**Exercise goal**:
Make an exact copy of the entries below.

------

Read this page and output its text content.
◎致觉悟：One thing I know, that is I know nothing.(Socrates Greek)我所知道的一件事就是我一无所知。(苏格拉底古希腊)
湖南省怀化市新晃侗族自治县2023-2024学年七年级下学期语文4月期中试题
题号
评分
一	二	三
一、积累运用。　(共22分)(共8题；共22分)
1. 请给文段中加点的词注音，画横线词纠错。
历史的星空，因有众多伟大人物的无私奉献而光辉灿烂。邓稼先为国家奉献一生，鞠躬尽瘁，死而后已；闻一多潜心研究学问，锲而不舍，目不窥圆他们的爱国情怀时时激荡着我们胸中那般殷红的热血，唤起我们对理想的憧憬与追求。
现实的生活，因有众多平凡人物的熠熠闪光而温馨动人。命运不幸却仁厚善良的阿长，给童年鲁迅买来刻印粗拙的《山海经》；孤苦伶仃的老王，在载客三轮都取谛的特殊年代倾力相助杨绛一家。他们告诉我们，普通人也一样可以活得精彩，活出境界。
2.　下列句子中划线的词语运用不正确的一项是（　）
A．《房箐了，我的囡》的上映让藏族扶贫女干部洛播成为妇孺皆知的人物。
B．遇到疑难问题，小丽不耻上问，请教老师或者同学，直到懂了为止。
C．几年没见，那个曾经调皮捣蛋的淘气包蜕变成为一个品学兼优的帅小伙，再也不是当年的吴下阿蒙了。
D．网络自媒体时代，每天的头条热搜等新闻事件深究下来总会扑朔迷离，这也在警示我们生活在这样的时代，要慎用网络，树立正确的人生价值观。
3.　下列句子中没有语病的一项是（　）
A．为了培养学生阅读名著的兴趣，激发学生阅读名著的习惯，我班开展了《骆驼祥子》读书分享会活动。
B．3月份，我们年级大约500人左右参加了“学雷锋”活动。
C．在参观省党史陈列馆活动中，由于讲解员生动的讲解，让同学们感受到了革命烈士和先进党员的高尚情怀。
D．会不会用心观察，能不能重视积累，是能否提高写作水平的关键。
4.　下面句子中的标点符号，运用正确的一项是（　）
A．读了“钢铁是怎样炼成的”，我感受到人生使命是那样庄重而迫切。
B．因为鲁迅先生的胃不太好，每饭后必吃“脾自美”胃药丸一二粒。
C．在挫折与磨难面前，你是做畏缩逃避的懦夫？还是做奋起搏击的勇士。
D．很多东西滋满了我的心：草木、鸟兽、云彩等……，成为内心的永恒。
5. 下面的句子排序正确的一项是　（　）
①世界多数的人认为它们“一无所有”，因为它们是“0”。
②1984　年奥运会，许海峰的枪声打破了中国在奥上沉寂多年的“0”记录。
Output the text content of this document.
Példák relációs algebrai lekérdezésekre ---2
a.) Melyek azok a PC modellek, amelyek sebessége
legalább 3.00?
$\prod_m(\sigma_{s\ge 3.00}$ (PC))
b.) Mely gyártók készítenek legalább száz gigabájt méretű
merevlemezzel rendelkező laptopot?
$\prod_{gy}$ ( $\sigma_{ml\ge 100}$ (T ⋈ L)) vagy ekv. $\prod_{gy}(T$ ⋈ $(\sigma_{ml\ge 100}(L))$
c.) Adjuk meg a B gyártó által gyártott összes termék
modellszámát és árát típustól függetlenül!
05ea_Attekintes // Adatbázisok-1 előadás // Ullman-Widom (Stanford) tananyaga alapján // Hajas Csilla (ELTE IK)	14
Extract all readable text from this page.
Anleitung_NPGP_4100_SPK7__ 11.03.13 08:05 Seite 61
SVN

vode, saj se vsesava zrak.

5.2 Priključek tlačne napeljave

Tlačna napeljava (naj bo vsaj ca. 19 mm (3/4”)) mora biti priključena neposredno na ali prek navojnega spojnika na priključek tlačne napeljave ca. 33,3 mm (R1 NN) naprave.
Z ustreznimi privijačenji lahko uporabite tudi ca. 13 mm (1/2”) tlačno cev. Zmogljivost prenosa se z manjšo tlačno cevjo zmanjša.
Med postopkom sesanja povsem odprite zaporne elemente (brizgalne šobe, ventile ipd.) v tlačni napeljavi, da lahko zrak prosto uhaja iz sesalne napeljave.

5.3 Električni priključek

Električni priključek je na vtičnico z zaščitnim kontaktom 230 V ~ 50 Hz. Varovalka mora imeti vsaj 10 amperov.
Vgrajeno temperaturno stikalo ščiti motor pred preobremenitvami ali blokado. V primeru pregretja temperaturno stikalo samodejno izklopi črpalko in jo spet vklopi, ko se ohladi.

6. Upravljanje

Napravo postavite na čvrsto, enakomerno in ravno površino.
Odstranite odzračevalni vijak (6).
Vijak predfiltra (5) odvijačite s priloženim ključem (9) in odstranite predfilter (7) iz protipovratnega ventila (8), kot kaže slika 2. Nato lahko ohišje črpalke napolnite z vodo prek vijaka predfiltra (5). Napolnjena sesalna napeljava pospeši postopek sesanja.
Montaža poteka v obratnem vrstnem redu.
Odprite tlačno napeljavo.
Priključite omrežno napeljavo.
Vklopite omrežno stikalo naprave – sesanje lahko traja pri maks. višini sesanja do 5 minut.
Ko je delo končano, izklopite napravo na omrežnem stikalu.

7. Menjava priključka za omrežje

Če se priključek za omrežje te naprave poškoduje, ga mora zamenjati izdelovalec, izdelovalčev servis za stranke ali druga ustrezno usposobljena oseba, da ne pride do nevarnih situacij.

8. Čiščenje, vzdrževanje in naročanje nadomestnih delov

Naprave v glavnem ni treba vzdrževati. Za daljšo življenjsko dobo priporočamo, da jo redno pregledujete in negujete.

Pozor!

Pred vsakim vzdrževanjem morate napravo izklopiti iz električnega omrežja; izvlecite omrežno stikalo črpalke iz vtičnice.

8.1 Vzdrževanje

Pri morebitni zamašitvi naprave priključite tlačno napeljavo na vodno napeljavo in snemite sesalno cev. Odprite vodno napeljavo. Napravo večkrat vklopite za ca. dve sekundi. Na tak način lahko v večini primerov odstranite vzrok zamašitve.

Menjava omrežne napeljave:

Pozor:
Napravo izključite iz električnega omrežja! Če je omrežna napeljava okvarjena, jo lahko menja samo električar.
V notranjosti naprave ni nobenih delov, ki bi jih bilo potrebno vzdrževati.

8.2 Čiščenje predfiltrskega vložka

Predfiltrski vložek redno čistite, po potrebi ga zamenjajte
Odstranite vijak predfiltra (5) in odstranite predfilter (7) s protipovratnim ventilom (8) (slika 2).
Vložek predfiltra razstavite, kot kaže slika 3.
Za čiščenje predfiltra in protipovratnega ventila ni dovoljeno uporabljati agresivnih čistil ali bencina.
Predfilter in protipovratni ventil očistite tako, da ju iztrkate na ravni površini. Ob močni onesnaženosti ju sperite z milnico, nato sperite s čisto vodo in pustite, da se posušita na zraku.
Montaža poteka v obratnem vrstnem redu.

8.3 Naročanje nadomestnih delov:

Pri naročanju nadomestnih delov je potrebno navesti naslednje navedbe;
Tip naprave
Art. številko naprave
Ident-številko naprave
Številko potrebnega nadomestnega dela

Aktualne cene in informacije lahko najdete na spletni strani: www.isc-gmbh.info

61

------

**Answer to this exercise**:
Read this page and output its text content.
◎致觉悟：One thing I know, that is I know nothing.(Socrates Greek)我所知道的一件事就是我一无所知。(苏格拉底古希腊)
湖南省怀化市新晃侗族自治县2023-2024学年七年级下学期语文4月期中试题
题号
评分
一	二	三
一、积累运用。　(共22分)(共8题；共22分)
1. 请给文段中加点的词注音，画横线词纠错。
历史的星空，因有众多伟大人物的无私奉献而光辉灿烂。邓稼先为国家奉献一生，鞠躬尽瘁，死而后已；闻一多潜心研究学问，锲而不舍，目不窥圆他们的爱国情怀时时激荡着我们胸中那般殷红的热血，唤起我们对理想的憧憬与追求。
现实的生活，因有众多平凡人物的熠熠闪光而温馨动人。命运不幸却仁厚善良的阿长，给童年鲁迅买来刻印粗拙的《山海经》；孤苦伶仃的老王，在载客三轮都取谛的特殊年代倾力相助杨绛一家。他们告诉我们，普通人也一样可以活得精彩，活出境界。
2.　下列句子中划线的词语运用不正确的一项是（　）
A．《房箐了，我的囡》的上映让藏族扶贫女干部洛播成为妇孺皆知的人物。
B．遇到疑难问题，小丽不耻上问，请教老师或者同学，直到懂了为止。
C．几年没见，那个曾经调皮捣蛋的淘气包蜕变成为一个品学兼优的帅小伙，再也不是当年的吴下阿蒙了。
D．网络自媒体时代，每天的头条热搜等新闻事件深究下来总会扑朔迷离，这也在警示我们生活在这样的时代，要慎用网络，树立正确的人生价值观。
3.　下列句子中没有语病的一项是（　）
A．为了培养学生阅读名著的兴趣，激发学生阅读名著的习惯，我班开展了《骆驼祥子》读书分享会活动。
B．3月份，我们年级大约500人左右参加了“学雷锋”活动。
C．在参观省党史陈列馆活动中，由于讲解员生动的讲解，让同学们感受到了革命烈士和先进党员的高尚情怀。
D．会不会用心观察，能不能重视积累，是能否提高写作水平的关键。
4.　下面句子中的标点符号，运用正确的一项是（　）
A．读了“钢铁是怎样炼成的”，我感受到人生使命是那样庄重而迫切。
B．因为鲁迅先生的胃不太好，每饭后必吃“脾自美”胃药丸一二粒。
C．在挫折与磨难面前，你是做畏缩逃避的懦夫？还是做奋起搏击的勇士。
D．很多东西滋满了我的心：草木、鸟兽、云彩等……，成为内心的永恒。
5. 下面的句子排序正确的一项是　（　）
①世界多数的人认为它们“一无所有”，因为它们是“0”。
②1984　年奥运会，许海峰的枪声打破了中国在奥上沉寂多年的“0”记录。
Output the text content of this document.
Példák relációs algebrai lekérdezésekre ---2
a.) Melyek azok a PC modellek, amelyek sebessége
legalább 3.00?
$\prod_m(\sigma_{s\ge 3.00}$ (PC))
b.) Mely gyártók készítenek legalább száz gigabájt méretű
merevlemezzel rendelkező laptopot?
$\prod_{gy}$ ( $\sigma_{ml\ge 100}$ (T ⋈ L)) vagy ekv. $\prod_{gy}(T$ ⋈ $(\sigma_{ml\ge 100}(L))$
c.) Adjuk meg a B gyártó által gyártott összes termék
modellszámát és árát típustól függetlenül!
05ea_Attekintes // Adatbázisok-1 előadás // Ullman-Widom (Stanford) tananyaga alapján // Hajas Csilla (ELTE IK)	14
Extract all readable text from this page.
Anleitung_NPGP_4100_SPK7__ 11.03.13 08:05 Seite 61
SVN

vode, saj se vsesava zrak.

5.2 Priključek tlačne napeljave

Tlačna napeljava (naj bo vsaj ca. 19 mm (3/4”)) mora biti priključena neposredno na ali prek navojnega spojnika na priključek tlačne napeljave ca. 33,3 mm (R1 NN) naprave.
Z ustreznimi privijačenji lahko uporabite tudi ca. 13 mm (1/2”) tlačno cev. Zmogljivost prenosa se z manjšo tlačno cevjo zmanjša.
Med postopkom sesanja povsem odprite zaporne elemente (brizgalne šobe, ventile ipd.) v tlačni napeljavi, da lahko zrak prosto uhaja iz sesalne napeljave.

5.3 Električni priključek

Električni priključek je na vtičnico z zaščitnim kontaktom 230 V ~ 50 Hz. Varovalka mora imeti vsaj 10 amperov.
Vgrajeno temperaturno stikalo ščiti motor pred preobremenitvami ali blokado. V primeru pregretja temperaturno stikalo samodejno izklopi črpalko in jo spet vklopi, ko se ohladi.

6. Upravljanje

Napravo postavite na čvrsto, enakomerno in ravno površino.
Odstranite odzračevalni vijak (6).
Vijak predfiltra (5) odvijačite s priloženim ključem (9) in odstranite predfilter (7) iz protipovratnega ventila (8), kot kaže slika 2. Nato lahko ohišje črpalke napolnite z vodo prek vijaka predfiltra (5). Napolnjena sesalna napeljava pospeši postopek sesanja.
Montaža poteka v obratnem vrstnem redu.
Odprite tlačno napeljavo.
Priključite omrežno napeljavo.
Vklopite omrežno stikalo naprave – sesanje lahko traja pri maks. višini sesanja do 5 minut.
Ko je delo končano, izklopite napravo na omrežnem stikalu.

7. Menjava priključka za omrežje

Če se priključek za omrežje te naprave poškoduje, ga mora zamenjati izdelovalec, izdelovalčev servis za stranke ali druga ustrezno usposobljena oseba, da ne pride do nevarnih situacij.

8. Čiščenje, vzdrževanje in naročanje nadomestnih delov

Naprave v glavnem ni treba vzdrževati. Za daljšo življenjsko dobo priporočamo, da jo redno pregledujete in negujete.

Pozor!

Pred vsakim vzdrževanjem morate napravo izklopiti iz električnega omrežja; izvlecite omrežno stikalo črpalke iz vtičnice.

8.1 Vzdrževanje

Pri morebitni zamašitvi naprave priključite tlačno napeljavo na vodno napeljavo in snemite sesalno cev. Odprite vodno napeljavo. Napravo večkrat vklopite za ca. dve sekundi. Na tak način lahko v večini primerov odstranite vzrok zamašitve.

Menjava omrežne napeljave:

Pozor:
Napravo izključite iz električnega omrežja! Če je omrežna napeljava okvarjena, jo lahko menja samo električar.
V notranjosti naprave ni nobenih delov, ki bi jih bilo potrebno vzdrževati.

8.2 Čiščenje predfiltrskega vložka

Predfiltrski vložek redno čistite, po potrebi ga zamenjajte
Odstranite vijak predfiltra (5) in odstranite predfilter (7) s protipovratnim ventilom (8) (slika 2).
Vložek predfiltra razstavite, kot kaže slika 3.
Za čiščenje predfiltra in protipovratnega ventila ni dovoljeno uporabljati agresivnih čistil ali bencina.
Predfilter in protipovratni ventil očistite tako, da ju iztrkate na ravni površini. Ob močni onesnaženosti ju sperite z milnico, nato sperite s čisto vodo in pustite, da se posušita na zraku.
Montaža poteka v obratnem vrstnem redu.

8.3 Naročanje nadomestnih delov:

Pri naročanju nadomestnih delov je potrebno navesti naslednje navedbe;
Tip naprave
Art. številko naprave
Ident-številko naprave
Številko potrebnega nadomestnega dela

Aktualne cene in informacije lahko najdete na spletni strani: www.isc-gmbh.info

61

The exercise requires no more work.